* START Extracted records *

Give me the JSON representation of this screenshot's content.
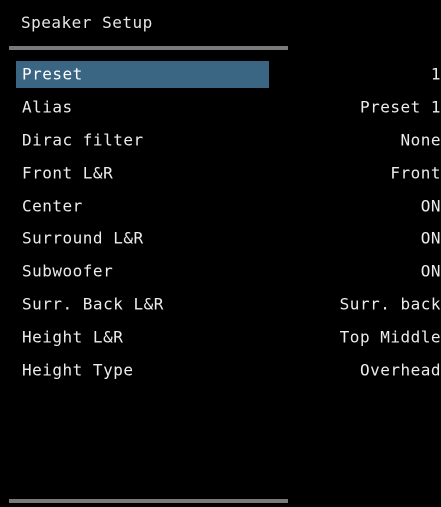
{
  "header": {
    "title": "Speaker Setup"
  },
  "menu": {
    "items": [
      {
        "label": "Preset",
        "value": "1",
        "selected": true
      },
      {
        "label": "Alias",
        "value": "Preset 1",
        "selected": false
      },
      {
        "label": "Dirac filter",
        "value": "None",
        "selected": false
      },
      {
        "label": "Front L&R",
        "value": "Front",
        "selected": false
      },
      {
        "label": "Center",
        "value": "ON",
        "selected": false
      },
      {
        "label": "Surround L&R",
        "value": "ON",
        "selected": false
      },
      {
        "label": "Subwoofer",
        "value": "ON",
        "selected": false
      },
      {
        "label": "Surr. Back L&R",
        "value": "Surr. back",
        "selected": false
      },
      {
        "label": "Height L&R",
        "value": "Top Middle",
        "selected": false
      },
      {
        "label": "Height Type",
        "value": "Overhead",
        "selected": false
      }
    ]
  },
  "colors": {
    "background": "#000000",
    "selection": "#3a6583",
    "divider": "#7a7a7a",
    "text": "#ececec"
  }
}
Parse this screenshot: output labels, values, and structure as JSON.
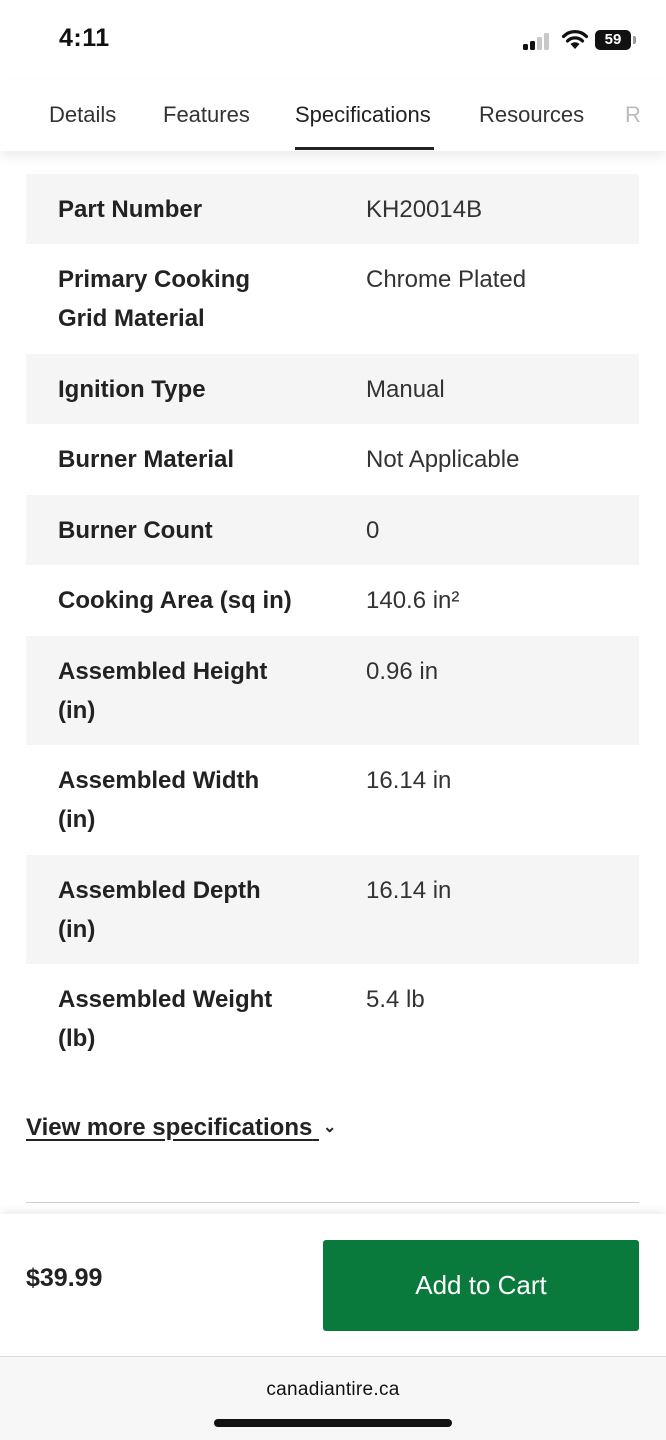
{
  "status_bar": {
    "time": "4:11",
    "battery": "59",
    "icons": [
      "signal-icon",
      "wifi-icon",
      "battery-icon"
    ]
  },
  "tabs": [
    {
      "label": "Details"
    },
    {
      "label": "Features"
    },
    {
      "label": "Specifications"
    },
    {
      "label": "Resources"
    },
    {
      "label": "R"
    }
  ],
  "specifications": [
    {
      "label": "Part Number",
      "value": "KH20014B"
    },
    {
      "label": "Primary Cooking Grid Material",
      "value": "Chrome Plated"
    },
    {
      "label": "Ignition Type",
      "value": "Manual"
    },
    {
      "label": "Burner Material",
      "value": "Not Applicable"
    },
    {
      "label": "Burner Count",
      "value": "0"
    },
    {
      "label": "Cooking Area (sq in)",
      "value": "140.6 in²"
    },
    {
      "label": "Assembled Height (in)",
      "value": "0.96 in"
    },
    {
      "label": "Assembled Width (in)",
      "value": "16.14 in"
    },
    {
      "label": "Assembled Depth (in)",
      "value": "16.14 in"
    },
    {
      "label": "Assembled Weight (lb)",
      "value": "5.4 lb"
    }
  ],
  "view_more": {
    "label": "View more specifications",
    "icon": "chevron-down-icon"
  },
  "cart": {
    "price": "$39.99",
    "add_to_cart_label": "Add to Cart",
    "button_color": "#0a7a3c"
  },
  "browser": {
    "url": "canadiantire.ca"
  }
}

* END Extracted records *
* START Extracted records *

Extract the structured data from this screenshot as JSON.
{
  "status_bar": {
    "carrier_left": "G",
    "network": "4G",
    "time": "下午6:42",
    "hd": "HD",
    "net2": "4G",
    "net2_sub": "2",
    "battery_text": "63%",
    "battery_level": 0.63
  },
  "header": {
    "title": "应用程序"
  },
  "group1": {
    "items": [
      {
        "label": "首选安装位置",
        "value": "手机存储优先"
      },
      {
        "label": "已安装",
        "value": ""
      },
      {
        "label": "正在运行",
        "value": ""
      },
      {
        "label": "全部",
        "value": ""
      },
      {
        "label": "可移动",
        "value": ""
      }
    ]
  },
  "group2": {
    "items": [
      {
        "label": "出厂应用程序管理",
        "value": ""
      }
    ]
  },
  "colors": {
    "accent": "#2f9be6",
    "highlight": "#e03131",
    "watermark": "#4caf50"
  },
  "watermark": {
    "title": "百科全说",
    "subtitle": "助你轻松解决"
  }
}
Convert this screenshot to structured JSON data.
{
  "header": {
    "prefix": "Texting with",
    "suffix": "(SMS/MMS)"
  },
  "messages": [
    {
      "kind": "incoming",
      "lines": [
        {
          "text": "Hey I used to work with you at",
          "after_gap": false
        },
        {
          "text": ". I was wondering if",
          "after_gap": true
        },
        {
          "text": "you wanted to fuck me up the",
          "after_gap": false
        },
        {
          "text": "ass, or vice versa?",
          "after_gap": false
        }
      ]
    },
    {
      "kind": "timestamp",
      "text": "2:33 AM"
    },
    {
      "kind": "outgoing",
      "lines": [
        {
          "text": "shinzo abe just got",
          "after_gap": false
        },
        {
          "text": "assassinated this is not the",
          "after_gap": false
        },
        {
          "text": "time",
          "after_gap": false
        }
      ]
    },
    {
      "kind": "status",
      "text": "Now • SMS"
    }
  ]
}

* END Extracted records *

■ What needs to be done: Filter the records above and return every line that holds the word "screenshot".

■ Solution below:
Give me the JSON representation of this screenshot's content.
Parse this screenshot: output labels, values, and structure as JSON.
Extract the structured data from this screenshot as JSON.
Convert this screenshot to structured JSON data.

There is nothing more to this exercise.